## Set exercise
Repeat the data word for word. Do not include the pictures.

## Data for this exercise
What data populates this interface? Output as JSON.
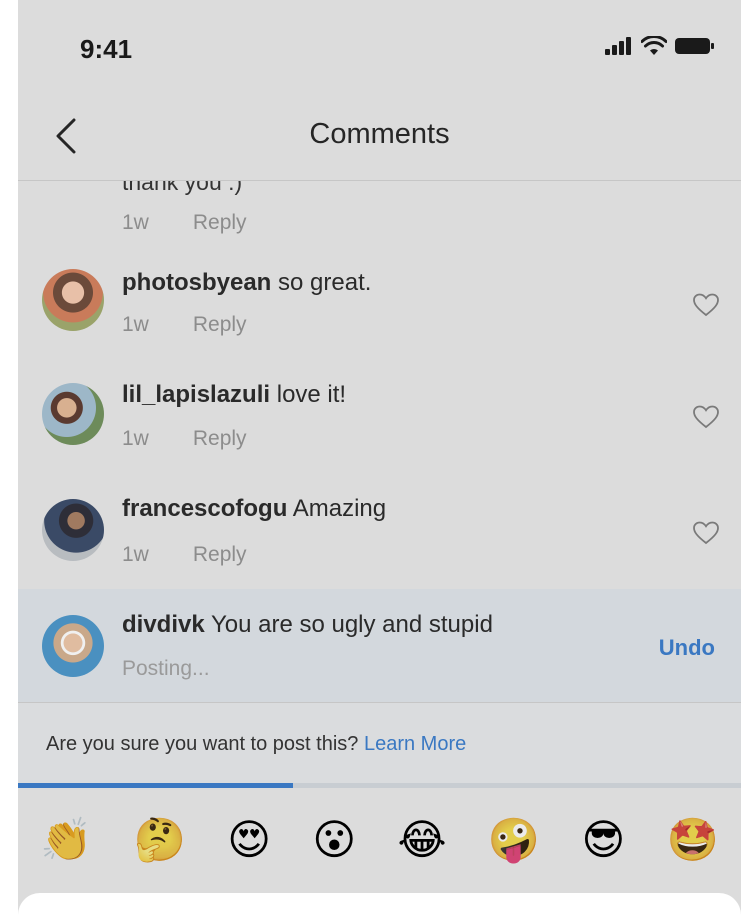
{
  "status_bar": {
    "time": "9:41"
  },
  "nav": {
    "title": "Comments"
  },
  "partial_comment": {
    "text": "thank you :)",
    "time": "1w",
    "reply": "Reply"
  },
  "comments": [
    {
      "user": "photosbyean",
      "text": "so great.",
      "time": "1w",
      "reply": "Reply"
    },
    {
      "user": "lil_lapislazuli",
      "text": "love it!",
      "time": "1w",
      "reply": "Reply"
    },
    {
      "user": "francescofogu",
      "text": "Amazing",
      "time": "1w",
      "reply": "Reply"
    }
  ],
  "pending": {
    "user": "divdivk",
    "text": "You are so ugly and stupid",
    "status": "Posting...",
    "undo": "Undo"
  },
  "warning": {
    "text": "Are you sure you want to post this?",
    "link": "Learn More"
  },
  "progress": {
    "fraction": 0.38
  },
  "emojis": [
    "👏",
    "🤔",
    "😍",
    "😮",
    "😂",
    "🤪",
    "😎",
    "🤩"
  ],
  "colors": {
    "accent": "#3a78c2",
    "overlay": "#dcdcdc",
    "pending_bg": "#d3d8dd"
  }
}
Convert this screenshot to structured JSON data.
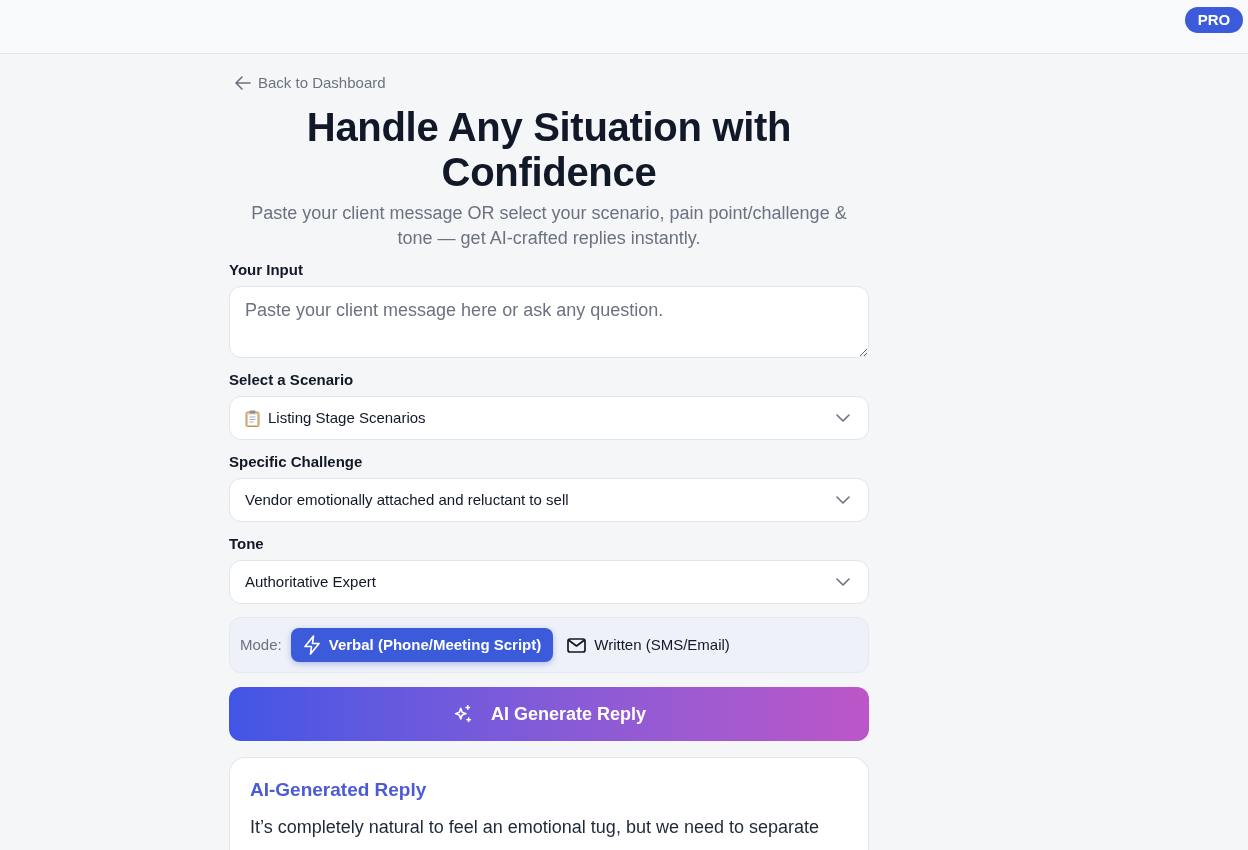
{
  "header": {
    "badge": "PRO"
  },
  "back_link": {
    "label": "Back to Dashboard"
  },
  "title": "Handle Any Situation with Confidence",
  "subtitle": "Paste your client message OR select your scenario, pain point/challenge & tone — get AI-crafted replies instantly.",
  "input": {
    "label": "Your Input",
    "placeholder": "Paste your client message here or ask any question."
  },
  "selects": [
    {
      "label": "Select a Scenario",
      "value": "Listing Stage Scenarios"
    },
    {
      "label": "Specific Challenge",
      "value": "Vendor emotionally attached and reluctant to sell"
    },
    {
      "label": "Tone",
      "value": "Authoritative Expert"
    }
  ],
  "mode": {
    "label": "Mode:",
    "options": [
      {
        "label": "Verbal (Phone/Meeting Script)",
        "selected": true
      },
      {
        "label": "Written (SMS/Email)",
        "selected": false
      }
    ]
  },
  "generate_button": {
    "label": "AI Generate Reply"
  },
  "reply": {
    "title": "AI-Generated Reply",
    "text": "It’s completely natural to feel an emotional tug, but we need to separate"
  }
}
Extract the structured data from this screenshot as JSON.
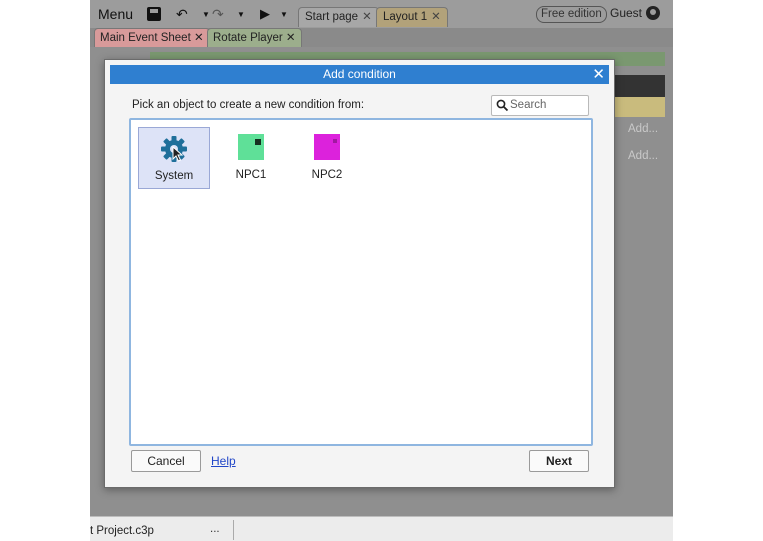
{
  "toolbar": {
    "menu_label": "Menu",
    "tabs": [
      {
        "label": "Start page",
        "close": "✕"
      },
      {
        "label": "Layout 1",
        "close": "✕"
      }
    ],
    "edition_badge": "Free edition",
    "user": "Guest"
  },
  "sheet_tabs": [
    {
      "label": "Main Event Sheet",
      "close": "✕"
    },
    {
      "label": "Rotate Player",
      "close": "✕"
    }
  ],
  "background": {
    "add_1": "Add...",
    "add_2": "Add..."
  },
  "status_bar": {
    "project": "t Project.c3p",
    "more": "..."
  },
  "dialog": {
    "title": "Add condition",
    "close": "✕",
    "prompt": "Pick an object to create a new condition from:",
    "search_placeholder": "Search",
    "objects": [
      {
        "name": "System",
        "icon": "gear-icon",
        "color": "#1f6f9a",
        "selected": true
      },
      {
        "name": "NPC1",
        "icon": "sprite-icon",
        "color": "#5fe098",
        "selected": false
      },
      {
        "name": "NPC2",
        "icon": "sprite-icon",
        "color": "#dc22dc",
        "selected": false
      }
    ],
    "cancel_label": "Cancel",
    "help_label": "Help",
    "next_label": "Next"
  },
  "colors": {
    "title_bar": "#2f7fd0",
    "list_border": "#8fb6e0",
    "link": "#2146c8"
  }
}
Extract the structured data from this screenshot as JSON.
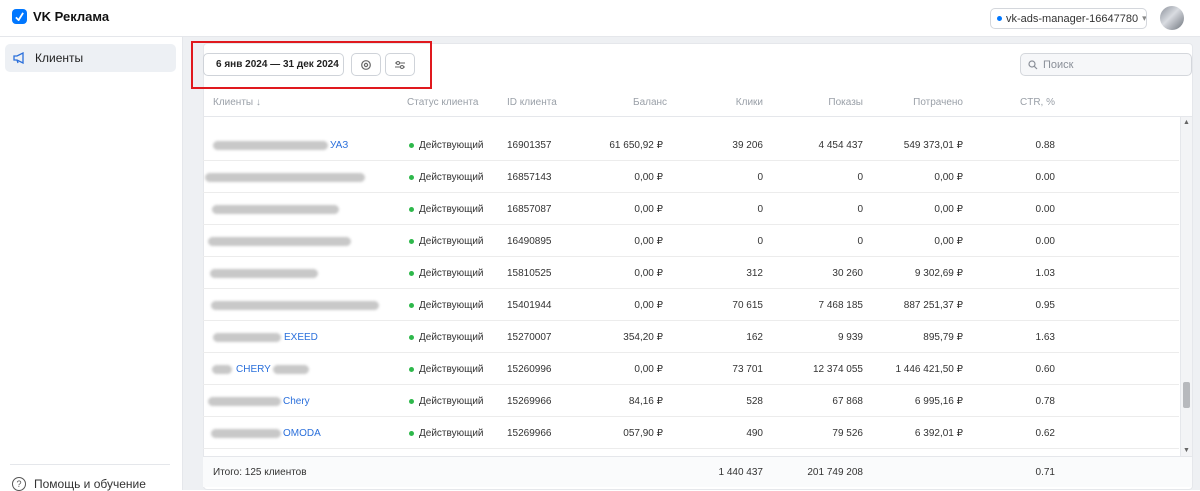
{
  "app": {
    "title": "VK Реклама"
  },
  "account": {
    "name": "vk-ads-manager-16647780"
  },
  "sidebar": {
    "items": [
      {
        "label": "Клиенты"
      }
    ],
    "help_label": "Помощь и обучение"
  },
  "toolbar": {
    "date_range": "6 янв 2024 — 31 дек 2024",
    "search_placeholder": "Поиск"
  },
  "table": {
    "columns": [
      "Клиенты ↓",
      "Статус клиента",
      "ID клиента",
      "Баланс",
      "Клики",
      "Показы",
      "Потрачено",
      "CTR, %"
    ],
    "rows": [
      {
        "name": "УАЗ",
        "status": "Действующий",
        "id": "16901357",
        "balance": "61 650,92 ₽",
        "clicks": "39 206",
        "shows": "4 454 437",
        "spent": "549 373,01 ₽",
        "ctr": "0.88"
      },
      {
        "name": "",
        "status": "Действующий",
        "id": "16857143",
        "balance": "0,00 ₽",
        "clicks": "0",
        "shows": "0",
        "spent": "0,00 ₽",
        "ctr": "0.00"
      },
      {
        "name": "",
        "status": "Действующий",
        "id": "16857087",
        "balance": "0,00 ₽",
        "clicks": "0",
        "shows": "0",
        "spent": "0,00 ₽",
        "ctr": "0.00"
      },
      {
        "name": "",
        "status": "Действующий",
        "id": "16490895",
        "balance": "0,00 ₽",
        "clicks": "0",
        "shows": "0",
        "spent": "0,00 ₽",
        "ctr": "0.00"
      },
      {
        "name": "",
        "status": "Действующий",
        "id": "15810525",
        "balance": "0,00 ₽",
        "clicks": "312",
        "shows": "30 260",
        "spent": "9 302,69 ₽",
        "ctr": "1.03"
      },
      {
        "name": "",
        "status": "Действующий",
        "id": "15401944",
        "balance": "0,00 ₽",
        "clicks": "70 615",
        "shows": "7 468 185",
        "spent": "887 251,37 ₽",
        "ctr": "0.95"
      },
      {
        "name": "EXEED",
        "status": "Действующий",
        "id": "15270007",
        "balance": "354,20 ₽",
        "clicks": "162",
        "shows": "9 939",
        "spent": "895,79 ₽",
        "ctr": "1.63"
      },
      {
        "name": "CHERY",
        "status": "Действующий",
        "id": "15260996",
        "balance": "0,00 ₽",
        "clicks": "73 701",
        "shows": "12 374 055",
        "spent": "1 446 421,50 ₽",
        "ctr": "0.60"
      },
      {
        "name": "Chery",
        "status": "Действующий",
        "id": "15269966",
        "balance": "84,16 ₽",
        "clicks": "528",
        "shows": "67 868",
        "spent": "6 995,16 ₽",
        "ctr": "0.78"
      },
      {
        "name": "OMODA",
        "status": "Действующий",
        "id": "15269966",
        "balance": "057,90 ₽",
        "clicks": "490",
        "shows": "79 526",
        "spent": "6 392,01 ₽",
        "ctr": "0.62"
      }
    ],
    "footer": {
      "label": "Итого: 125 клиентов",
      "clicks": "1 440 437",
      "shows": "201 749 208",
      "ctr": "0.71"
    }
  }
}
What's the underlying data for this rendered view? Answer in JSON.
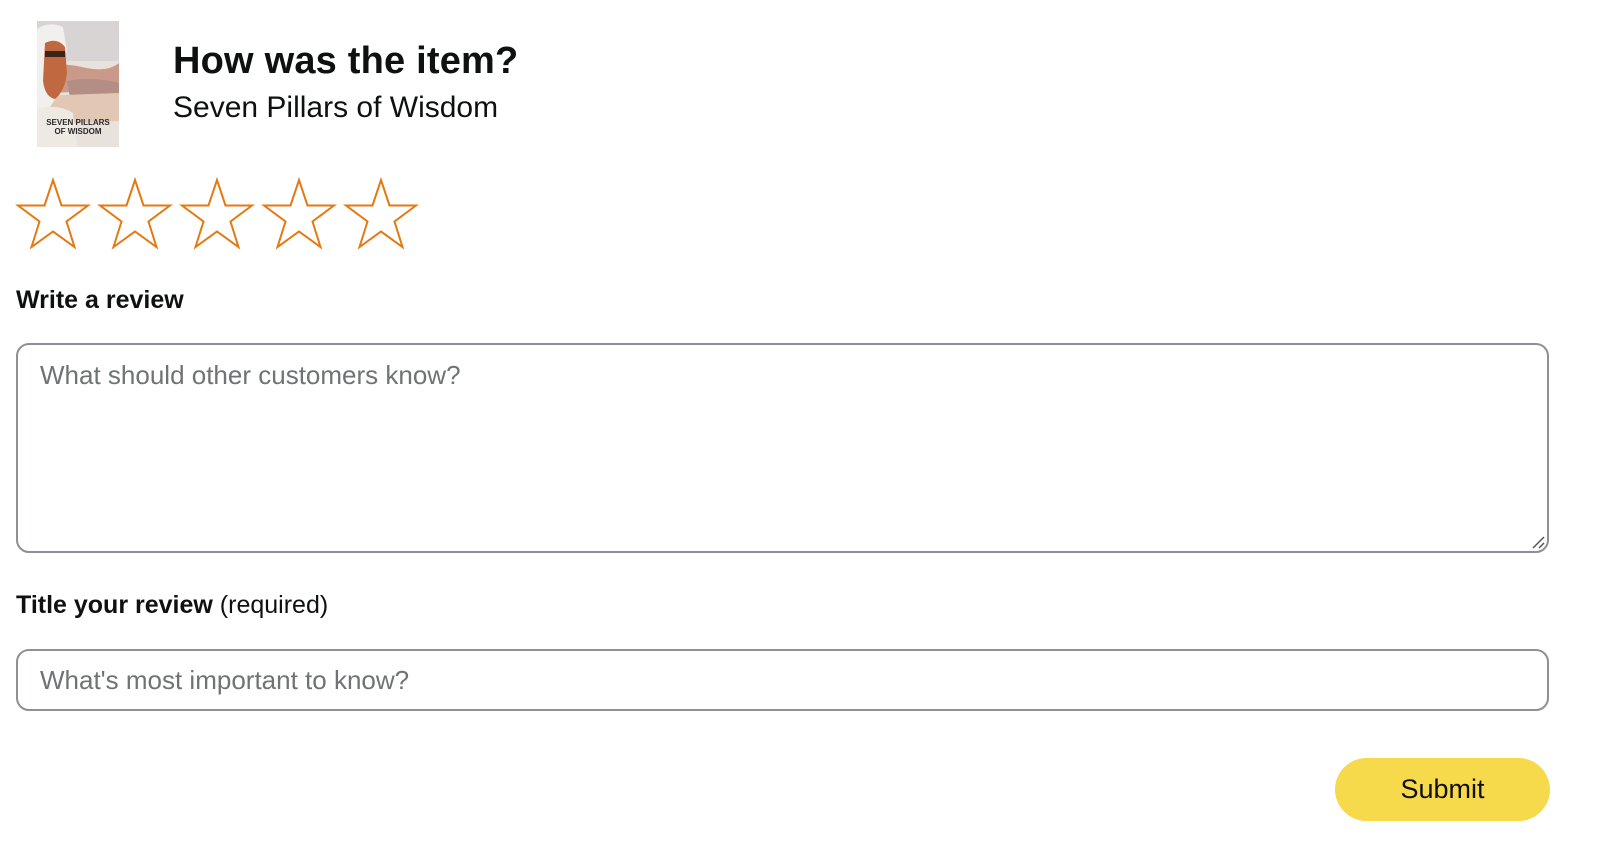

## Task response
What data populates this interface? Output as JSON.
{
  "status_bar": {
    "time": "9:41"
  },
  "nav": {
    "title": "Comments"
  },
  "partial_comment": {
    "text": "thank you :)",
    "time": "1w",
    "reply": "Reply"
  },
  "comments": [
    {
      "user": "photosbyean",
      "text": "so great.",
      "time": "1w",
      "reply": "Reply"
    },
    {
      "user": "lil_lapislazuli",
      "text": "love it!",
      "time": "1w",
      "reply": "Reply"
    },
    {
      "user": "francescofogu",
      "text": "Amazing",
      "time": "1w",
      "reply": "Reply"
    }
  ],
  "pending": {
    "user": "divdivk",
    "text": "You are so ugly and stupid",
    "status": "Posting...",
    "undo": "Undo"
  },
  "warning": {
    "text": "Are you sure you want to post this?",
    "link": "Learn More"
  },
  "progress": {
    "fraction": 0.38
  },
  "emojis": [
    "👏",
    "🤔",
    "😍",
    "😮",
    "😂",
    "🤪",
    "😎",
    "🤩"
  ],
  "colors": {
    "accent": "#3a78c2",
    "overlay": "#dcdcdc",
    "pending_bg": "#d3d8dd"
  }
}
Convert this screenshot to structured JSON data.
{
  "header": {
    "badge": "PRO"
  },
  "back_link": {
    "label": "Back to Dashboard"
  },
  "title": "Handle Any Situation with Confidence",
  "subtitle": "Paste your client message OR select your scenario, pain point/challenge & tone — get AI-crafted replies instantly.",
  "input": {
    "label": "Your Input",
    "placeholder": "Paste your client message here or ask any question."
  },
  "selects": [
    {
      "label": "Select a Scenario",
      "value": "Listing Stage Scenarios"
    },
    {
      "label": "Specific Challenge",
      "value": "Vendor emotionally attached and reluctant to sell"
    },
    {
      "label": "Tone",
      "value": "Authoritative Expert"
    }
  ],
  "mode": {
    "label": "Mode:",
    "options": [
      {
        "label": "Verbal (Phone/Meeting Script)",
        "selected": true
      },
      {
        "label": "Written (SMS/Email)",
        "selected": false
      }
    ]
  },
  "generate_button": {
    "label": "AI Generate Reply"
  },
  "reply": {
    "title": "AI-Generated Reply",
    "text": "It’s completely natural to feel an emotional tug, but we need to separate"
  }
}
Extract the structured data from this screenshot as JSON.
{
  "toolbar": {
    "menu_label": "Menu",
    "tabs": [
      {
        "label": "Start page",
        "close": "✕"
      },
      {
        "label": "Layout 1",
        "close": "✕"
      }
    ],
    "edition_badge": "Free edition",
    "user": "Guest"
  },
  "sheet_tabs": [
    {
      "label": "Main Event Sheet",
      "close": "✕"
    },
    {
      "label": "Rotate Player",
      "close": "✕"
    }
  ],
  "background": {
    "add_1": "Add...",
    "add_2": "Add..."
  },
  "status_bar": {
    "project": "t Project.c3p",
    "more": "..."
  },
  "dialog": {
    "title": "Add condition",
    "close": "✕",
    "prompt": "Pick an object to create a new condition from:",
    "search_placeholder": "Search",
    "objects": [
      {
        "name": "System",
        "icon": "gear-icon",
        "color": "#1f6f9a",
        "selected": true
      },
      {
        "name": "NPC1",
        "icon": "sprite-icon",
        "color": "#5fe098",
        "selected": false
      },
      {
        "name": "NPC2",
        "icon": "sprite-icon",
        "color": "#dc22dc",
        "selected": false
      }
    ],
    "cancel_label": "Cancel",
    "help_label": "Help",
    "next_label": "Next"
  },
  "colors": {
    "title_bar": "#2f7fd0",
    "list_border": "#8fb6e0",
    "link": "#2146c8"
  }
}
Extract the structured data from this screenshot as JSON.
{
  "app": {
    "title": "VK Реклама"
  },
  "account": {
    "name": "vk-ads-manager-16647780"
  },
  "sidebar": {
    "items": [
      {
        "label": "Клиенты"
      }
    ],
    "help_label": "Помощь и обучение"
  },
  "toolbar": {
    "date_range": "6 янв 2024 — 31 дек 2024",
    "search_placeholder": "Поиск"
  },
  "table": {
    "columns": [
      "Клиенты ↓",
      "Статус клиента",
      "ID клиента",
      "Баланс",
      "Клики",
      "Показы",
      "Потрачено",
      "CTR, %"
    ],
    "rows": [
      {
        "name": "УАЗ",
        "status": "Действующий",
        "id": "16901357",
        "balance": "61 650,92 ₽",
        "clicks": "39 206",
        "shows": "4 454 437",
        "spent": "549 373,01 ₽",
        "ctr": "0.88"
      },
      {
        "name": "",
        "status": "Действующий",
        "id": "16857143",
        "balance": "0,00 ₽",
        "clicks": "0",
        "shows": "0",
        "spent": "0,00 ₽",
        "ctr": "0.00"
      },
      {
        "name": "",
        "status": "Действующий",
        "id": "16857087",
        "balance": "0,00 ₽",
        "clicks": "0",
        "shows": "0",
        "spent": "0,00 ₽",
        "ctr": "0.00"
      },
      {
        "name": "",
        "status": "Действующий",
        "id": "16490895",
        "balance": "0,00 ₽",
        "clicks": "0",
        "shows": "0",
        "spent": "0,00 ₽",
        "ctr": "0.00"
      },
      {
        "name": "",
        "status": "Действующий",
        "id": "15810525",
        "balance": "0,00 ₽",
        "clicks": "312",
        "shows": "30 260",
        "spent": "9 302,69 ₽",
        "ctr": "1.03"
      },
      {
        "name": "",
        "status": "Действующий",
        "id": "15401944",
        "balance": "0,00 ₽",
        "clicks": "70 615",
        "shows": "7 468 185",
        "spent": "887 251,37 ₽",
        "ctr": "0.95"
      },
      {
        "name": "EXEED",
        "status": "Действующий",
        "id": "15270007",
        "balance": "354,20 ₽",
        "clicks": "162",
        "shows": "9 939",
        "spent": "895,79 ₽",
        "ctr": "1.63"
      },
      {
        "name": "CHERY",
        "status": "Действующий",
        "id": "15260996",
        "balance": "0,00 ₽",
        "clicks": "73 701",
        "shows": "12 374 055",
        "spent": "1 446 421,50 ₽",
        "ctr": "0.60"
      },
      {
        "name": "Chery",
        "status": "Действующий",
        "id": "15269966",
        "balance": "84,16 ₽",
        "clicks": "528",
        "shows": "67 868",
        "spent": "6 995,16 ₽",
        "ctr": "0.78"
      },
      {
        "name": "OMODA",
        "status": "Действующий",
        "id": "15269966",
        "balance": "057,90 ₽",
        "clicks": "490",
        "shows": "79 526",
        "spent": "6 392,01 ₽",
        "ctr": "0.62"
      }
    ],
    "footer": {
      "label": "Итого: 125 клиентов",
      "clicks": "1 440 437",
      "shows": "201 749 208",
      "ctr": "0.71"
    }
  }
}
What's the underlying data for this rendered view? Answer in JSON.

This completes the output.